Your objective »
Repeat the records below exactly.

Data extract »
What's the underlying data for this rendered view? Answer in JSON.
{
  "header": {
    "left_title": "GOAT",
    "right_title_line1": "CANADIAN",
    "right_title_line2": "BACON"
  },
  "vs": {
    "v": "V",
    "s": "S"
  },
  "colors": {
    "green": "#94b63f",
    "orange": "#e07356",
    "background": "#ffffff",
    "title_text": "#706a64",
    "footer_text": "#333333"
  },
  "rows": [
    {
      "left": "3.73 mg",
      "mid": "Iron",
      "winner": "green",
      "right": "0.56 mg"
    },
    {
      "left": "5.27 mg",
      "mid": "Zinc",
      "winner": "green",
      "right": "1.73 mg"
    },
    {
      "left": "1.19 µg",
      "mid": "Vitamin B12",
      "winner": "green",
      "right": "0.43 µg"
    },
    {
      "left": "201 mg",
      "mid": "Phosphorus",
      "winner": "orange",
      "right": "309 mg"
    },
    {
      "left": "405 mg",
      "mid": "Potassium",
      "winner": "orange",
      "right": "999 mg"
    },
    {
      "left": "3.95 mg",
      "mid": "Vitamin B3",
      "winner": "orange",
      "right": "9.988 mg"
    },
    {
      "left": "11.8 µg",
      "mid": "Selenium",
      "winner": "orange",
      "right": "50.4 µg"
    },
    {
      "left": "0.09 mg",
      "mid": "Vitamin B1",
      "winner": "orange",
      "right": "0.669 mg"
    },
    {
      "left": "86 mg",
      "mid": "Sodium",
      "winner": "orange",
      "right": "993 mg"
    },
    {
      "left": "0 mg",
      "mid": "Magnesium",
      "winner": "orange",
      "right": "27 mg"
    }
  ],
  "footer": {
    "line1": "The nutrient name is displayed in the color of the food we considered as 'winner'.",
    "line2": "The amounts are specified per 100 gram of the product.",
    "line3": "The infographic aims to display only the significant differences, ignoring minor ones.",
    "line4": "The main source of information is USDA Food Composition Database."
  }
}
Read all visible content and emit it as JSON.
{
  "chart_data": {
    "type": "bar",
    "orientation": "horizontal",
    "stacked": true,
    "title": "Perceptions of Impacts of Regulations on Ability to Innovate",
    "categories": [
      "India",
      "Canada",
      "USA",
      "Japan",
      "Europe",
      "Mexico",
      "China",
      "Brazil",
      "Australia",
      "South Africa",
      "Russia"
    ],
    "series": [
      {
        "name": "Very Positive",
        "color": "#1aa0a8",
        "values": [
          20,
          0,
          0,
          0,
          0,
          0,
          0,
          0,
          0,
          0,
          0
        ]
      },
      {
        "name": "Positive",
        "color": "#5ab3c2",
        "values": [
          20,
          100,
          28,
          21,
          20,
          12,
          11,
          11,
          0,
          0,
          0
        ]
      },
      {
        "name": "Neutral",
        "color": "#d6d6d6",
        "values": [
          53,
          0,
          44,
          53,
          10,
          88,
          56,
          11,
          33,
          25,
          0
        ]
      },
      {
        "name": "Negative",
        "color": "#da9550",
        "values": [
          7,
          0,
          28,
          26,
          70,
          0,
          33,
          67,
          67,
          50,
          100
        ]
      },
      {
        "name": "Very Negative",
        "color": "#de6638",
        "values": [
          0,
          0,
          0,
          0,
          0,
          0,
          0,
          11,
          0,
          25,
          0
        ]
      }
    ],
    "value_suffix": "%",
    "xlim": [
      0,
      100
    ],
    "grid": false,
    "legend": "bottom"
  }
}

Task output »
What's the underlying data for this rendered view? Answer in JSON.
{
  "header": {
    "left_title": "GOAT",
    "right_title_line1": "CANADIAN",
    "right_title_line2": "BACON"
  },
  "vs": {
    "v": "V",
    "s": "S"
  },
  "colors": {
    "green": "#94b63f",
    "orange": "#e07356",
    "background": "#ffffff",
    "title_text": "#706a64",
    "footer_text": "#333333"
  },
  "rows": [
    {
      "left": "3.73 mg",
      "mid": "Iron",
      "winner": "green",
      "right": "0.56 mg"
    },
    {
      "left": "5.27 mg",
      "mid": "Zinc",
      "winner": "green",
      "right": "1.73 mg"
    },
    {
      "left": "1.19 µg",
      "mid": "Vitamin B12",
      "winner": "green",
      "right": "0.43 µg"
    },
    {
      "left": "201 mg",
      "mid": "Phosphorus",
      "winner": "orange",
      "right": "309 mg"
    },
    {
      "left": "405 mg",
      "mid": "Potassium",
      "winner": "orange",
      "right": "999 mg"
    },
    {
      "left": "3.95 mg",
      "mid": "Vitamin B3",
      "winner": "orange",
      "right": "9.988 mg"
    },
    {
      "left": "11.8 µg",
      "mid": "Selenium",
      "winner": "orange",
      "right": "50.4 µg"
    },
    {
      "left": "0.09 mg",
      "mid": "Vitamin B1",
      "winner": "orange",
      "right": "0.669 mg"
    },
    {
      "left": "86 mg",
      "mid": "Sodium",
      "winner": "orange",
      "right": "993 mg"
    },
    {
      "left": "0 mg",
      "mid": "Magnesium",
      "winner": "orange",
      "right": "27 mg"
    }
  ],
  "footer": {
    "line1": "The nutrient name is displayed in the color of the food we considered as 'winner'.",
    "line2": "The amounts are specified per 100 gram of the product.",
    "line3": "The infographic aims to display only the significant differences, ignoring minor ones.",
    "line4": "The main source of information is USDA Food Composition Database."
  }
}
Read all visible content and emit it as JSON.
{
  "chart_data": {
    "type": "bar",
    "orientation": "horizontal",
    "stacked": true,
    "title": "Perceptions of Impacts of Regulations on Ability to Innovate",
    "categories": [
      "India",
      "Canada",
      "USA",
      "Japan",
      "Europe",
      "Mexico",
      "China",
      "Brazil",
      "Australia",
      "South Africa",
      "Russia"
    ],
    "series": [
      {
        "name": "Very Positive",
        "color": "#1aa0a8",
        "values": [
          20,
          0,
          0,
          0,
          0,
          0,
          0,
          0,
          0,
          0,
          0
        ]
      },
      {
        "name": "Positive",
        "color": "#5ab3c2",
        "values": [
          20,
          100,
          28,
          21,
          20,
          12,
          11,
          11,
          0,
          0,
          0
        ]
      },
      {
        "name": "Neutral",
        "color": "#d6d6d6",
        "values": [
          53,
          0,
          44,
          53,
          10,
          88,
          56,
          11,
          33,
          25,
          0
        ]
      },
      {
        "name": "Negative",
        "color": "#da9550",
        "values": [
          7,
          0,
          28,
          26,
          70,
          0,
          33,
          67,
          67,
          50,
          100
        ]
      },
      {
        "name": "Very Negative",
        "color": "#de6638",
        "values": [
          0,
          0,
          0,
          0,
          0,
          0,
          0,
          11,
          0,
          25,
          0
        ]
      }
    ],
    "value_suffix": "%",
    "xlim": [
      0,
      100
    ],
    "grid": false,
    "legend": "bottom"
  }
}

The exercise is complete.